● Task description
State how many lines of the records contain the string "gewesen", and give no other information.

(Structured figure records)
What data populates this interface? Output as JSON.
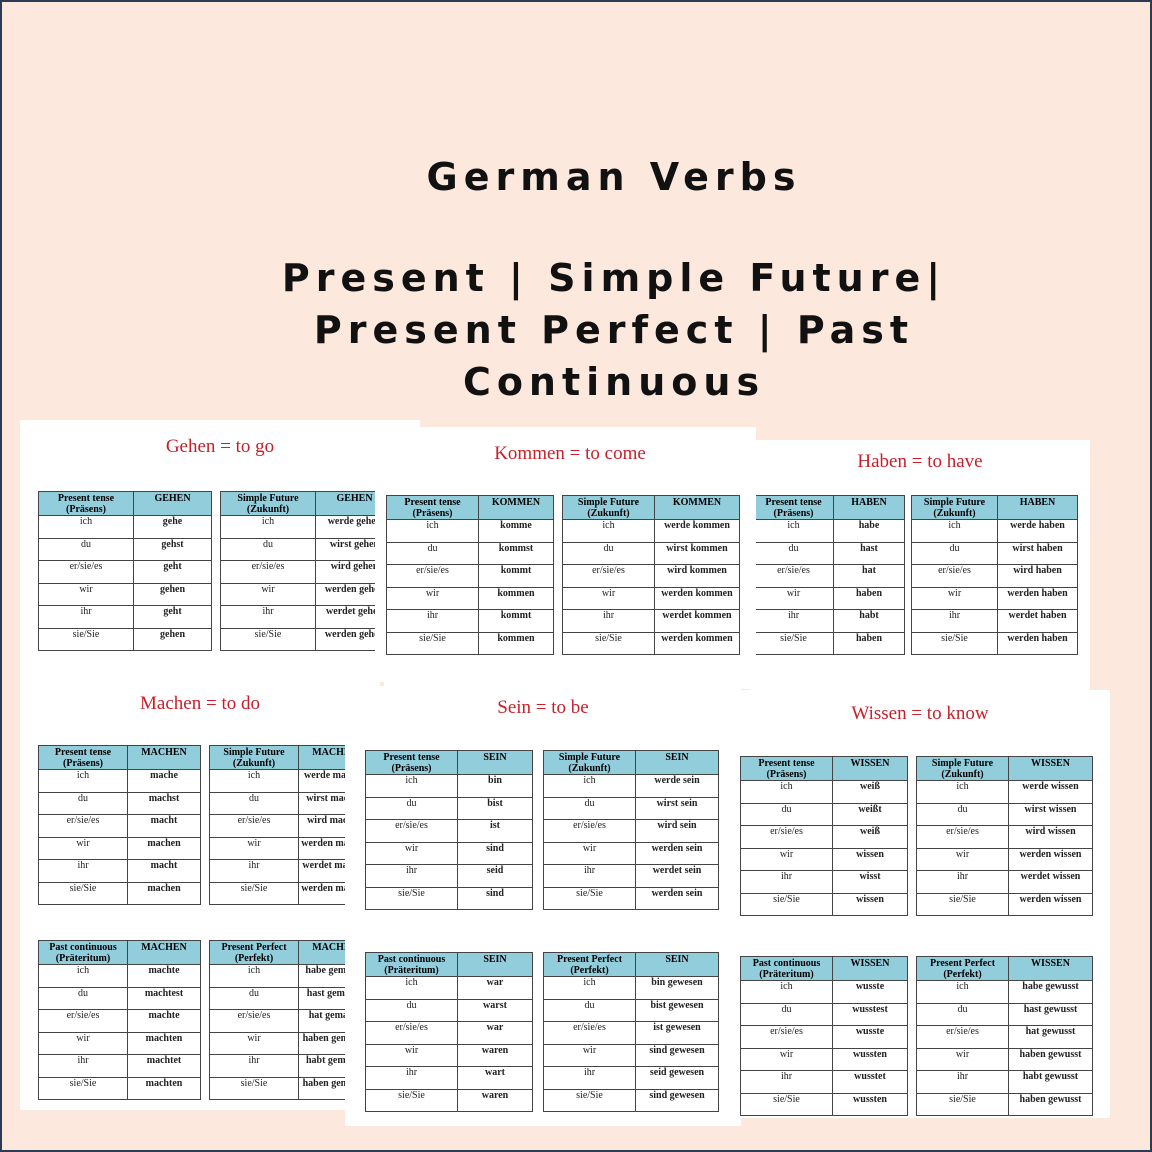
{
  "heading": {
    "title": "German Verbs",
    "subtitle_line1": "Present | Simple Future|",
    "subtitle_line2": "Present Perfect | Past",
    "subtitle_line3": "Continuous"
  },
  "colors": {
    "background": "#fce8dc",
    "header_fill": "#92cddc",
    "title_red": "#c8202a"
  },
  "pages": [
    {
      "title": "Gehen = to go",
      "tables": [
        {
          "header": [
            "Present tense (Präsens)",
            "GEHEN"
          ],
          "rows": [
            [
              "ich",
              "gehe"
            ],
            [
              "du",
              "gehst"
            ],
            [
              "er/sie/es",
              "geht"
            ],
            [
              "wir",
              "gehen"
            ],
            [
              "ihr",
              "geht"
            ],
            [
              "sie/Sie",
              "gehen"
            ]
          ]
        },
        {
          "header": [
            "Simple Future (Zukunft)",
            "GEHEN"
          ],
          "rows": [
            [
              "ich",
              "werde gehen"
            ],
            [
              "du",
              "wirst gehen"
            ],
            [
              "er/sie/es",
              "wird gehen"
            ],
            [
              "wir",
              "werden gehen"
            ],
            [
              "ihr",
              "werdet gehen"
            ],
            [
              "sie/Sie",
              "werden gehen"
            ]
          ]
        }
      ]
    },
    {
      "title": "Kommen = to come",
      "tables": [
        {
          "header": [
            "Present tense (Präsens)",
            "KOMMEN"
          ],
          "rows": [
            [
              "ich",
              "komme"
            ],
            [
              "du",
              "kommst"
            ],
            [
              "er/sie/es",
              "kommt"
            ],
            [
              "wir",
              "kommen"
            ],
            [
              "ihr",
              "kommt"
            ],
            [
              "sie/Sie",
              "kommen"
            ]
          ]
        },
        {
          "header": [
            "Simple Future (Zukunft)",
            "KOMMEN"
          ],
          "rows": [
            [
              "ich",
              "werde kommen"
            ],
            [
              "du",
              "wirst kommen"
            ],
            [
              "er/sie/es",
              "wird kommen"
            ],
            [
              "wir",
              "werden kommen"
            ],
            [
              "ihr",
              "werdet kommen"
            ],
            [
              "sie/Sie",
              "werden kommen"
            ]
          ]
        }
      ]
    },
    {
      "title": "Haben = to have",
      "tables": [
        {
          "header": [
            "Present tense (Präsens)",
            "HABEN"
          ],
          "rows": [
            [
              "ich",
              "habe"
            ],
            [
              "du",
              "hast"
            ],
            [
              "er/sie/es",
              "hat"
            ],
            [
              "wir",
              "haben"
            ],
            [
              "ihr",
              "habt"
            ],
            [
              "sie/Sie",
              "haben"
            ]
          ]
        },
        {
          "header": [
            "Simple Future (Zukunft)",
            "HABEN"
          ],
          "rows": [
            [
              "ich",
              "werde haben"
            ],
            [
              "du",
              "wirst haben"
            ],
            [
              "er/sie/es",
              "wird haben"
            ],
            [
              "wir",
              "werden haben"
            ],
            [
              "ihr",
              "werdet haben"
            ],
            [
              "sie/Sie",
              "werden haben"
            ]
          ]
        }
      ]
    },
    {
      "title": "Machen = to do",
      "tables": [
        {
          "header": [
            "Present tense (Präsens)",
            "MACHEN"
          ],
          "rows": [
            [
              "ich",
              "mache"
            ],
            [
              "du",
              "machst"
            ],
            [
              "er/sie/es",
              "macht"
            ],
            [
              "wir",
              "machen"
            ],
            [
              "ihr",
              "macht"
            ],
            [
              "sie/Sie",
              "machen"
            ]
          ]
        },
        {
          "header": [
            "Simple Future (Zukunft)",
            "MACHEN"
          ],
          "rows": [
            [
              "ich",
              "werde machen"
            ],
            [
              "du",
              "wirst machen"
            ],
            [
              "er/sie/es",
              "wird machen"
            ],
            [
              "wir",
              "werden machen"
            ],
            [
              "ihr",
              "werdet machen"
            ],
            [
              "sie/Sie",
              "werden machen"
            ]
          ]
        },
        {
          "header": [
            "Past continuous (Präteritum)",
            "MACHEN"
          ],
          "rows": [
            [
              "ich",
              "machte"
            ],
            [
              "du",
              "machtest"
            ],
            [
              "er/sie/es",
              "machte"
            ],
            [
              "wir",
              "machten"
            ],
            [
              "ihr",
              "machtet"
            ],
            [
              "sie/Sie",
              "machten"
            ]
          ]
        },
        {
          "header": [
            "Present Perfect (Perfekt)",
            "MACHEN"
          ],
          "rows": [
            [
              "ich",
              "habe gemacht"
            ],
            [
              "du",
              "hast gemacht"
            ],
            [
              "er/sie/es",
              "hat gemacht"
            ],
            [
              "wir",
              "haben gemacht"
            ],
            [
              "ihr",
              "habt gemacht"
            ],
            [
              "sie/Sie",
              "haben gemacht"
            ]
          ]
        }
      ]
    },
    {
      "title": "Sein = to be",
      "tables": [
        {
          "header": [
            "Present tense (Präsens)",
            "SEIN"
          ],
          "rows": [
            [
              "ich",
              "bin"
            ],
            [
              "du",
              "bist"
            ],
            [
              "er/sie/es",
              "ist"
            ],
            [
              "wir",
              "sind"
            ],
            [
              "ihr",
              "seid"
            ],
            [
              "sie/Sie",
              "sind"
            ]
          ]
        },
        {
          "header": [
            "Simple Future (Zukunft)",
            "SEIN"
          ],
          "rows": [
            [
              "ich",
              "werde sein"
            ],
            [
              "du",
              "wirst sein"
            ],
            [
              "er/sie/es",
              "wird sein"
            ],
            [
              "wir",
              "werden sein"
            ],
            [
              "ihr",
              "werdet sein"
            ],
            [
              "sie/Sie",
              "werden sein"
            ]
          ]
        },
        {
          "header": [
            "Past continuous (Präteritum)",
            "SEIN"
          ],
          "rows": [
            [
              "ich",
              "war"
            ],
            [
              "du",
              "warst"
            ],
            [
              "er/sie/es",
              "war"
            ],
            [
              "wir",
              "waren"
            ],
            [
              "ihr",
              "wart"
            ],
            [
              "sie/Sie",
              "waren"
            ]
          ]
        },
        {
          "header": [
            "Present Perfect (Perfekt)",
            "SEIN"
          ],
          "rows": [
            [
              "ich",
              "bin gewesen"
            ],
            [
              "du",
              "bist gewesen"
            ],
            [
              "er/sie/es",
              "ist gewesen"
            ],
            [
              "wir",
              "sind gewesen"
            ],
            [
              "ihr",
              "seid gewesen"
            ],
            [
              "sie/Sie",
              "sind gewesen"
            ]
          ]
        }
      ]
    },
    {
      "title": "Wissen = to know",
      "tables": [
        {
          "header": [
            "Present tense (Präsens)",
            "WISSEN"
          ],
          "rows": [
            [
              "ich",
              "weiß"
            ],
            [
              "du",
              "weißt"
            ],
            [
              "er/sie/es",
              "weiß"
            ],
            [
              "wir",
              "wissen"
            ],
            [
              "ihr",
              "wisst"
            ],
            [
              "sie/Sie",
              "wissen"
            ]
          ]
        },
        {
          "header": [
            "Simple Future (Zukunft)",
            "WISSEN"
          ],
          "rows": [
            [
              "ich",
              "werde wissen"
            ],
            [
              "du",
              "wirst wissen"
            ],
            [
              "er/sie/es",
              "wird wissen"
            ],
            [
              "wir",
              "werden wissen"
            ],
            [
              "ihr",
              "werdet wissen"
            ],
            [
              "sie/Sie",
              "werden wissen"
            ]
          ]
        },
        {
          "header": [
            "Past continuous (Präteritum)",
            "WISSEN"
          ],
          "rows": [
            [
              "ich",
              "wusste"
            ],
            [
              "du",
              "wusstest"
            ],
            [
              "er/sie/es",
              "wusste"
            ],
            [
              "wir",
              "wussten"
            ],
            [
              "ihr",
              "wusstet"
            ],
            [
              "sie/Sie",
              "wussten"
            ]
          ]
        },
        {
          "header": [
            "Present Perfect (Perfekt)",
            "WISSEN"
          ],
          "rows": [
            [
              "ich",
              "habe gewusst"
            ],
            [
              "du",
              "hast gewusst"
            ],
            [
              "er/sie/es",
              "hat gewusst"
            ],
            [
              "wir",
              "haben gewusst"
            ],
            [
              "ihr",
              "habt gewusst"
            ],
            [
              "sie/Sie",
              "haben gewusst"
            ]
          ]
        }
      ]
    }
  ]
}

● Result for this task
6